Collection entries
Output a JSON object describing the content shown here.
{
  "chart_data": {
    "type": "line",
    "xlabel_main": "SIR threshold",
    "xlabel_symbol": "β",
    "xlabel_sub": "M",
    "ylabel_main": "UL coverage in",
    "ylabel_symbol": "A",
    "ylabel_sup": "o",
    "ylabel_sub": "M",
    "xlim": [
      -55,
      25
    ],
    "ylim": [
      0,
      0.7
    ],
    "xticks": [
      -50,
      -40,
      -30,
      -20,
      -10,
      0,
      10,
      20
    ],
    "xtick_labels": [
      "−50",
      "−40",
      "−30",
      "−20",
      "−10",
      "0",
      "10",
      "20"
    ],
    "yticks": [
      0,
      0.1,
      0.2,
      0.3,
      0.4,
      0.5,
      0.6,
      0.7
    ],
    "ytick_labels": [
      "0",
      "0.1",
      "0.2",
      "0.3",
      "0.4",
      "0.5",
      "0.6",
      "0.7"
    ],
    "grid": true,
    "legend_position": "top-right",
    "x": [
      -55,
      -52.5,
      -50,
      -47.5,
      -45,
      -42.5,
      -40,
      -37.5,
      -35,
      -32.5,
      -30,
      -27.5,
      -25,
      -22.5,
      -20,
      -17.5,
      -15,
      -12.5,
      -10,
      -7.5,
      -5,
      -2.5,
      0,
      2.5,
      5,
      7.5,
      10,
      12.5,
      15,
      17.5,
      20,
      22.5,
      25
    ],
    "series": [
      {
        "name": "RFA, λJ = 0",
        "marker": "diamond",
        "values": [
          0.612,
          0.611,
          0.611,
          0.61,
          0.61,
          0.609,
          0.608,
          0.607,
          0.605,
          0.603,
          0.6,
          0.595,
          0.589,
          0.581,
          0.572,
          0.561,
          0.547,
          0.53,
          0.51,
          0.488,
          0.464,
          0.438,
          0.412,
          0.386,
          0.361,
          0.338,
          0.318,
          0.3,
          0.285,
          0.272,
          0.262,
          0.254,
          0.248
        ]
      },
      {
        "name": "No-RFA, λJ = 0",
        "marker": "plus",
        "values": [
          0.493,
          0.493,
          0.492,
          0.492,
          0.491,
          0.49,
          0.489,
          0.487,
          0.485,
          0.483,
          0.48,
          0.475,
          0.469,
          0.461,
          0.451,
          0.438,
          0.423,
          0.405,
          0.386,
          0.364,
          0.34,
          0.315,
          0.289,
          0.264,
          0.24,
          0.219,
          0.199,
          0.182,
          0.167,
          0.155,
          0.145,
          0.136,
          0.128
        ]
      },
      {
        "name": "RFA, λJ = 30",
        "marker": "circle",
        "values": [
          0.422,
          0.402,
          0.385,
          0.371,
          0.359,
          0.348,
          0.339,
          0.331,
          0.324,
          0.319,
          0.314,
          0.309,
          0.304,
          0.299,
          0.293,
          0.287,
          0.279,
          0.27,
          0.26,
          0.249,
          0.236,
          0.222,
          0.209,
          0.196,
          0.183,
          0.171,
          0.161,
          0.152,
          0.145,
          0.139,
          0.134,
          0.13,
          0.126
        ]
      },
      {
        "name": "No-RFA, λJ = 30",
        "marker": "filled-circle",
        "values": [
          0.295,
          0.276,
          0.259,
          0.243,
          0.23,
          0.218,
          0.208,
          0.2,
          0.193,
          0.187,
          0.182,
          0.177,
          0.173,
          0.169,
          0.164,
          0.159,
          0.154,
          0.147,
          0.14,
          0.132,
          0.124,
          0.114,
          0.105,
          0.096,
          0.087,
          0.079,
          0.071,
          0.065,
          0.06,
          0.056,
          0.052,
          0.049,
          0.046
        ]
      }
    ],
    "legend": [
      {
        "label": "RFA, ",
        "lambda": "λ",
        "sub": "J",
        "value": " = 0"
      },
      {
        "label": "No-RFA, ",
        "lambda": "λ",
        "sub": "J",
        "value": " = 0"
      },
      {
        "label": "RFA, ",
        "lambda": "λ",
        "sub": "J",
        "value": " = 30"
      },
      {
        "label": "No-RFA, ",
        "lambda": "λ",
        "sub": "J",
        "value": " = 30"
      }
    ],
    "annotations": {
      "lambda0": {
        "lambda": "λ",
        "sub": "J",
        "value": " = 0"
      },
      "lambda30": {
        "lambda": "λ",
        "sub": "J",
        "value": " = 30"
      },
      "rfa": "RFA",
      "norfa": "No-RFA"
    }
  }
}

Given exercise
Show the lines of the records that contain the word "name".

Answer to the exercise
        "name": "RFA, λJ = 0",
        "name": "No-RFA, λJ = 0",
        "name": "RFA, λJ = 30",
        "name": "No-RFA, λJ = 30",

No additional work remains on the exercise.